- **Data for processing**

>>>>>

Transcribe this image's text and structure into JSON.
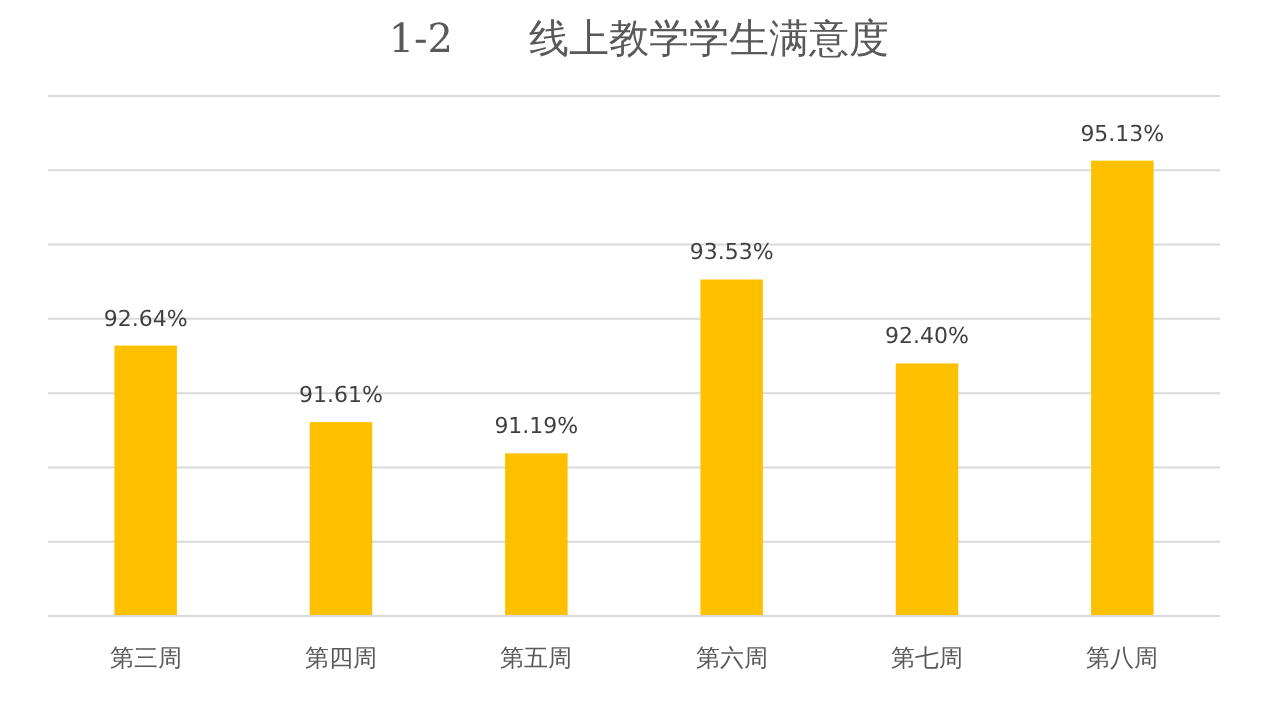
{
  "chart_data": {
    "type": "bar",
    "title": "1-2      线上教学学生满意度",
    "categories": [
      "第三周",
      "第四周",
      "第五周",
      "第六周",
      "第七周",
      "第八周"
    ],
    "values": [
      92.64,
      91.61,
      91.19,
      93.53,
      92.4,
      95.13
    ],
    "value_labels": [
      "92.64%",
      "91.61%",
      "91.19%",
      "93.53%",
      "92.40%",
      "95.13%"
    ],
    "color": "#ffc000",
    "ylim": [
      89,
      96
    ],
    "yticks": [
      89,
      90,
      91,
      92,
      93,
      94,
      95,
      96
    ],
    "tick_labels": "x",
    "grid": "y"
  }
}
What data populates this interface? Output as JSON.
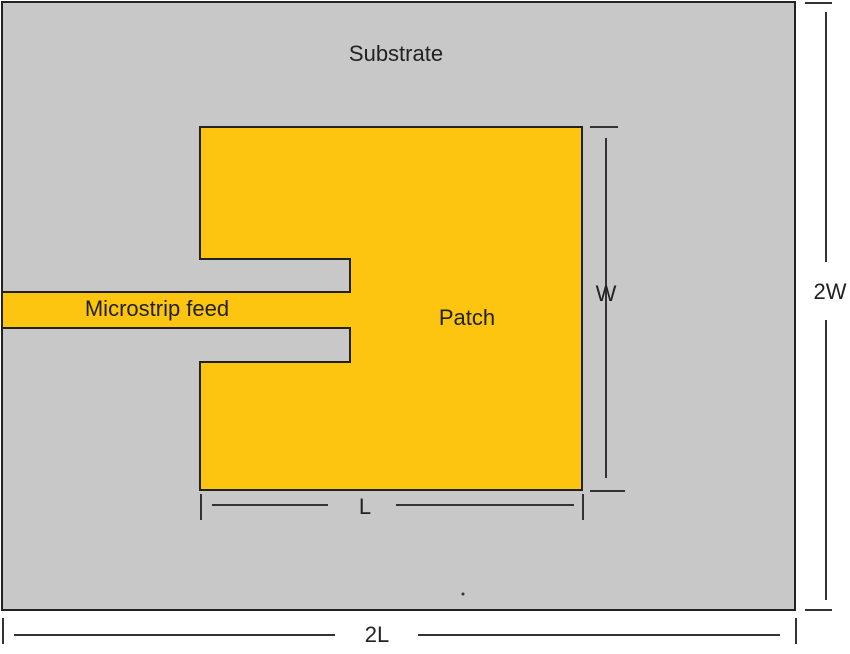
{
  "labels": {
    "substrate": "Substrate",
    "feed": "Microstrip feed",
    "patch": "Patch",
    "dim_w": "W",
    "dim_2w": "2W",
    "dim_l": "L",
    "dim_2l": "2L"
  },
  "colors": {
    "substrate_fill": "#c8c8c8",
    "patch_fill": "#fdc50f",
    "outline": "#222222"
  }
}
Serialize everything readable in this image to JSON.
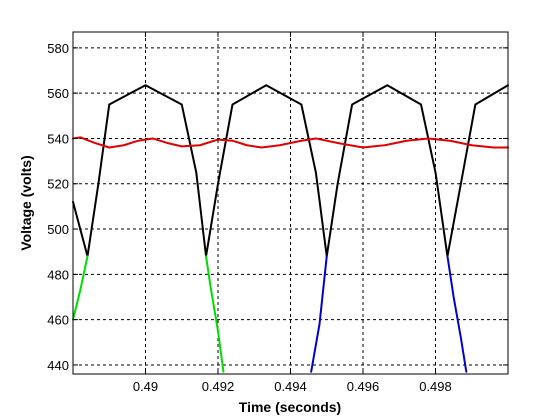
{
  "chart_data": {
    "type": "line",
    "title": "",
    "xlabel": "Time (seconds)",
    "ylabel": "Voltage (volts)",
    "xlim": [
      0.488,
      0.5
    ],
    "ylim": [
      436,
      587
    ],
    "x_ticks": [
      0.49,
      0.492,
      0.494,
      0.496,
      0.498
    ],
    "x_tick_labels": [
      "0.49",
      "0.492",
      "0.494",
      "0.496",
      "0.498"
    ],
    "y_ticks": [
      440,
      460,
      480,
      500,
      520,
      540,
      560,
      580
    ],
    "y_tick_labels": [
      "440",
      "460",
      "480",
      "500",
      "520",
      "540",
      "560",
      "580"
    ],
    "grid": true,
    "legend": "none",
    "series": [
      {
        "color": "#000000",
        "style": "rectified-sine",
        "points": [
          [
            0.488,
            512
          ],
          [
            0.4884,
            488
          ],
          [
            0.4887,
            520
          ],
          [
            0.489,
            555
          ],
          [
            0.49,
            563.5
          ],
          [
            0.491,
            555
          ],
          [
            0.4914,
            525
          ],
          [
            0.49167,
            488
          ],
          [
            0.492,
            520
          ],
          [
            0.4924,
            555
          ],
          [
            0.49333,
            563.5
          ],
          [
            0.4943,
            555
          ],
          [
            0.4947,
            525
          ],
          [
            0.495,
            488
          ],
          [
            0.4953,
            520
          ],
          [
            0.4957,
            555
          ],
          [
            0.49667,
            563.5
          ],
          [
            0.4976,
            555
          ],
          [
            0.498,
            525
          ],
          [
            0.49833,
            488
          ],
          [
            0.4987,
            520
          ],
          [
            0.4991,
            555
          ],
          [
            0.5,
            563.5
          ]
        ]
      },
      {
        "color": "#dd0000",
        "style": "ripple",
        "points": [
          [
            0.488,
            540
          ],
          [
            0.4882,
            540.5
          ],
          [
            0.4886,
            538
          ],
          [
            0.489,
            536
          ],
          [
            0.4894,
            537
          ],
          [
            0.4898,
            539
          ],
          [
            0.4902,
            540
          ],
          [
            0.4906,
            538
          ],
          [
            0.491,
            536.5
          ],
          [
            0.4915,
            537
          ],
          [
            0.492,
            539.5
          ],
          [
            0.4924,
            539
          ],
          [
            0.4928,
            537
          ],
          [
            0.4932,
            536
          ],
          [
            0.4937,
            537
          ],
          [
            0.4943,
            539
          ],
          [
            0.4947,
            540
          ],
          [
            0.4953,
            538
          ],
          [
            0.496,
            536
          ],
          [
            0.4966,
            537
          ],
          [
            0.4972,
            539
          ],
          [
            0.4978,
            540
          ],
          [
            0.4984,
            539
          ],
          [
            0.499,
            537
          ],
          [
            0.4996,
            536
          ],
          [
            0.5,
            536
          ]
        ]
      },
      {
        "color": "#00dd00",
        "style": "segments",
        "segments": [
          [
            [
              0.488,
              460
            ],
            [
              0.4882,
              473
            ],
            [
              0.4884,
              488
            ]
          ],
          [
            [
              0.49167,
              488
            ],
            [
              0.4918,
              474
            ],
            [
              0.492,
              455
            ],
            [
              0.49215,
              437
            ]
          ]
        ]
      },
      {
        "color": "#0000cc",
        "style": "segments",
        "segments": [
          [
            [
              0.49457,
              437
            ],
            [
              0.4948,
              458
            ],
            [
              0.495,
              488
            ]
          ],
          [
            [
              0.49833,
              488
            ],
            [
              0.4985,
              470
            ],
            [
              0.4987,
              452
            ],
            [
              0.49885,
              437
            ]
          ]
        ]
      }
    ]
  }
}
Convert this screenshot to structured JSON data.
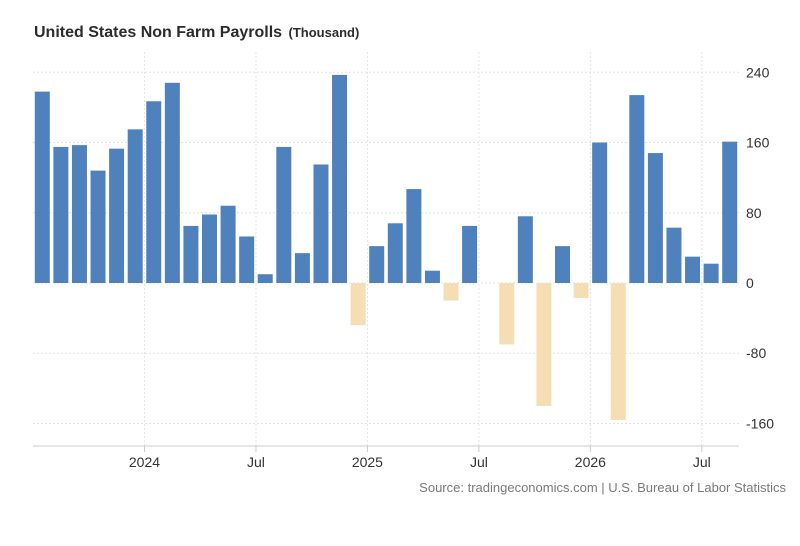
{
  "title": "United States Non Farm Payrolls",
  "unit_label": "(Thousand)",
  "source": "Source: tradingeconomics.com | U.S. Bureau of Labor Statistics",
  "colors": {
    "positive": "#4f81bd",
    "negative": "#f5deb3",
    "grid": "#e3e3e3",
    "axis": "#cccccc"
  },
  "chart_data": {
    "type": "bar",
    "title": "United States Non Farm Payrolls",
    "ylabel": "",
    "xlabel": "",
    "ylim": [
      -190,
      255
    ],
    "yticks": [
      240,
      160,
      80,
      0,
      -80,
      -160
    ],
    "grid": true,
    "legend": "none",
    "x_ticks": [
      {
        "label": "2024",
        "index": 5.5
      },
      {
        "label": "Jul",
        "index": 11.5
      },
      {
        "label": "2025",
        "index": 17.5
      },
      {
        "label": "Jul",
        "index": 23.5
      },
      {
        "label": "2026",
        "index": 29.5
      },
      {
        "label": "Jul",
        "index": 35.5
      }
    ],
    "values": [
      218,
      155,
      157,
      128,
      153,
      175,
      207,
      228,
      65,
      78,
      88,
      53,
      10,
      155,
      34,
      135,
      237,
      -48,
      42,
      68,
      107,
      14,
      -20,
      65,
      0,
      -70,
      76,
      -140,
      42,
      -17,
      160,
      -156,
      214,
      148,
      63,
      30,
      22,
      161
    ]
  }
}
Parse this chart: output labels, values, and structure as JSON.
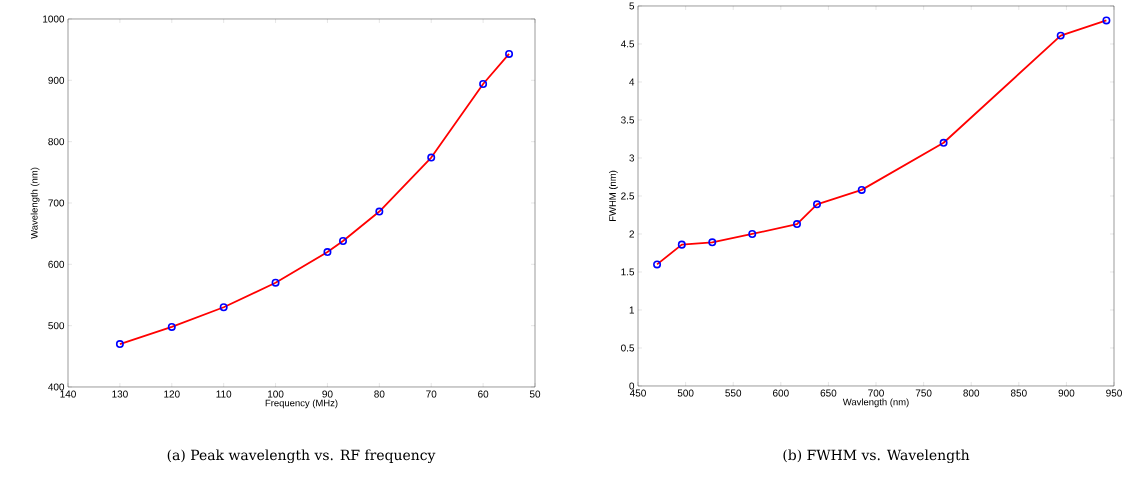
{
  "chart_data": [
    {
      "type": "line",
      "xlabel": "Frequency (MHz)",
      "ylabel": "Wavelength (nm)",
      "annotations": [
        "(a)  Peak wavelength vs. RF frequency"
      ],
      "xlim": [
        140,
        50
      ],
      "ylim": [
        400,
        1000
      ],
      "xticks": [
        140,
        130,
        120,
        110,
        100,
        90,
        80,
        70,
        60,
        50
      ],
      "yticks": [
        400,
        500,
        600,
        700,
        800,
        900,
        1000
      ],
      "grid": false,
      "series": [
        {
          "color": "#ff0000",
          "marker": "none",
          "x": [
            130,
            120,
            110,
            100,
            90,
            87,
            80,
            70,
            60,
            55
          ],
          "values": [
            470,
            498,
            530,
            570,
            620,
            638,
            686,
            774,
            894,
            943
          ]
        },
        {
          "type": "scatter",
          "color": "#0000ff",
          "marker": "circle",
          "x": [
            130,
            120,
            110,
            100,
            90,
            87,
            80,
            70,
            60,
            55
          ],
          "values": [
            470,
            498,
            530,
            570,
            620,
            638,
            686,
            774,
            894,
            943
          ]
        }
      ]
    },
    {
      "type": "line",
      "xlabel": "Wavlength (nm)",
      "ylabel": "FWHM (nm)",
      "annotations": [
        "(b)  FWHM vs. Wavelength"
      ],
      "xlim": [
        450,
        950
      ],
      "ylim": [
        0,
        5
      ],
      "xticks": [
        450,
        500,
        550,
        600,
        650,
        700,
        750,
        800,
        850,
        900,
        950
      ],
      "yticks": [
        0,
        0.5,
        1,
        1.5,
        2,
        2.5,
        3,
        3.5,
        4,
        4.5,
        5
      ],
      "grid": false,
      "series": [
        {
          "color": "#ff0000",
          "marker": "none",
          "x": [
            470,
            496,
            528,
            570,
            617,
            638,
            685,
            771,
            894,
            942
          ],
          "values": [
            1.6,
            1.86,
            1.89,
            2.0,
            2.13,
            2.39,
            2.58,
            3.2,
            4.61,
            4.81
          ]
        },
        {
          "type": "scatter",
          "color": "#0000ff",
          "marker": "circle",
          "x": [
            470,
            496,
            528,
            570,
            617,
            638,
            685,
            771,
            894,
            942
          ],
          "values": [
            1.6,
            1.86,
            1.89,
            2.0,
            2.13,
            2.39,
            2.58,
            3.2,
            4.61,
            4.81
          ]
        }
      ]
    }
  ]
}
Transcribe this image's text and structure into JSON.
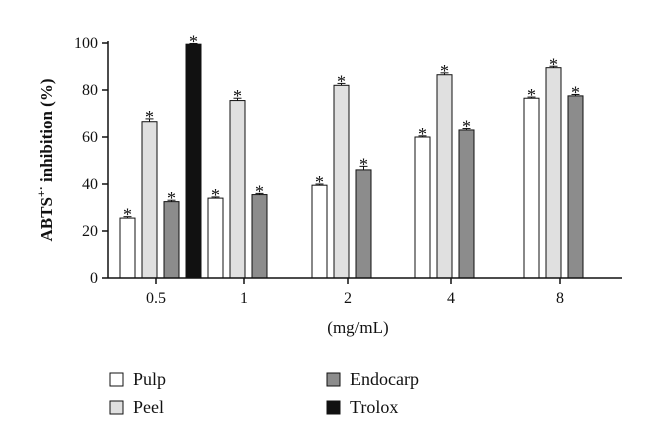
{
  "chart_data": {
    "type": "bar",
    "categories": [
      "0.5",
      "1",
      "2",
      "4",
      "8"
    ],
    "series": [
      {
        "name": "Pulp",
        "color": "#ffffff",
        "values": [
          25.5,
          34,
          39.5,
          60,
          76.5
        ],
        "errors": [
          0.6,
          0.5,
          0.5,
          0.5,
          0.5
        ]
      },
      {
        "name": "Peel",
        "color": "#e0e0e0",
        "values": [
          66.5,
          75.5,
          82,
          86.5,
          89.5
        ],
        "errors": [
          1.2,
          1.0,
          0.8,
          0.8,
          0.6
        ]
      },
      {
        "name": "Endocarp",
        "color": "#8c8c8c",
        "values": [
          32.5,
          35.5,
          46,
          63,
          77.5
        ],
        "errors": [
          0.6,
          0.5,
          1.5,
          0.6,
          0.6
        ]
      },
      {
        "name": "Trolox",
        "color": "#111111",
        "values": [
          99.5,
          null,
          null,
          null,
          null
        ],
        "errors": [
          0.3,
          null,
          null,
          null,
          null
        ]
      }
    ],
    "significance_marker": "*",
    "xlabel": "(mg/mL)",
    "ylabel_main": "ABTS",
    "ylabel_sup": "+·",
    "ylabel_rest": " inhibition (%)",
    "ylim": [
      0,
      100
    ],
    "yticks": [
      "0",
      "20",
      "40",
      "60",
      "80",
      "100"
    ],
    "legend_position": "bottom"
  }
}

<<<<<

- **Short problem**
Extract from the data every line where "United" shows up.

- **Output for this exercise**
  "title": "United States Non Farm Payrolls",
    "title": "United States Non Farm Payrolls",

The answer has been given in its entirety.